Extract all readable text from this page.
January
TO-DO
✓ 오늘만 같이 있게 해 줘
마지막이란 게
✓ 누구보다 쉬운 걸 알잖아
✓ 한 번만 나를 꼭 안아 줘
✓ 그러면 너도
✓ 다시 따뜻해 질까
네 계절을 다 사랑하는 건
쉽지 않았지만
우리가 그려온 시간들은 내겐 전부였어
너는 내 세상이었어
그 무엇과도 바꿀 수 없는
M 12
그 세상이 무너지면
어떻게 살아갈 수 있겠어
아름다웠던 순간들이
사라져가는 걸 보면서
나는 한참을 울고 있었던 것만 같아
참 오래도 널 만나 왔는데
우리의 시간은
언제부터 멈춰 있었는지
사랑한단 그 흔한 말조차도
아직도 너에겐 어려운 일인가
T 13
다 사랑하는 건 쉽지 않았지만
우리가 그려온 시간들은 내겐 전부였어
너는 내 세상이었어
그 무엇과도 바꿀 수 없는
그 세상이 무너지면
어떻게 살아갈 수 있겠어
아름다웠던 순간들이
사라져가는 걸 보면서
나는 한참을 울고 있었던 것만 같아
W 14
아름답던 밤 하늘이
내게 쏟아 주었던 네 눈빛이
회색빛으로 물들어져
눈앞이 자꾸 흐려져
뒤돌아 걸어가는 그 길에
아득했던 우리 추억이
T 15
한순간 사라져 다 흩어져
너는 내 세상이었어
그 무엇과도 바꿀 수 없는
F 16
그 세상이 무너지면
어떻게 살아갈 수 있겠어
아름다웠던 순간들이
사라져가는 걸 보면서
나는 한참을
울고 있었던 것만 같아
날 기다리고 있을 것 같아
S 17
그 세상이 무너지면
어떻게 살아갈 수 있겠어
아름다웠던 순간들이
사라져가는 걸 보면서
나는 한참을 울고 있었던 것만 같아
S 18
...
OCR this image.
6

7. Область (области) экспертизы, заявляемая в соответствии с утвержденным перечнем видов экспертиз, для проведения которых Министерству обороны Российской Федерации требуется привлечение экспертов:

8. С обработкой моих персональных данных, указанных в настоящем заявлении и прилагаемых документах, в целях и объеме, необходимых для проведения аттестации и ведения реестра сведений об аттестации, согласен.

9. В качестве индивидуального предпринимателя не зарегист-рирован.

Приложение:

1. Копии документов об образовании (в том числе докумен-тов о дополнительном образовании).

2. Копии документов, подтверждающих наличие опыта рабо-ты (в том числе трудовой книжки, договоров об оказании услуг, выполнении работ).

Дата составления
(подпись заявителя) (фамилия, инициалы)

Task brief
Go through the material above and count the lines that contain "числе"; give that number alone.

The response
2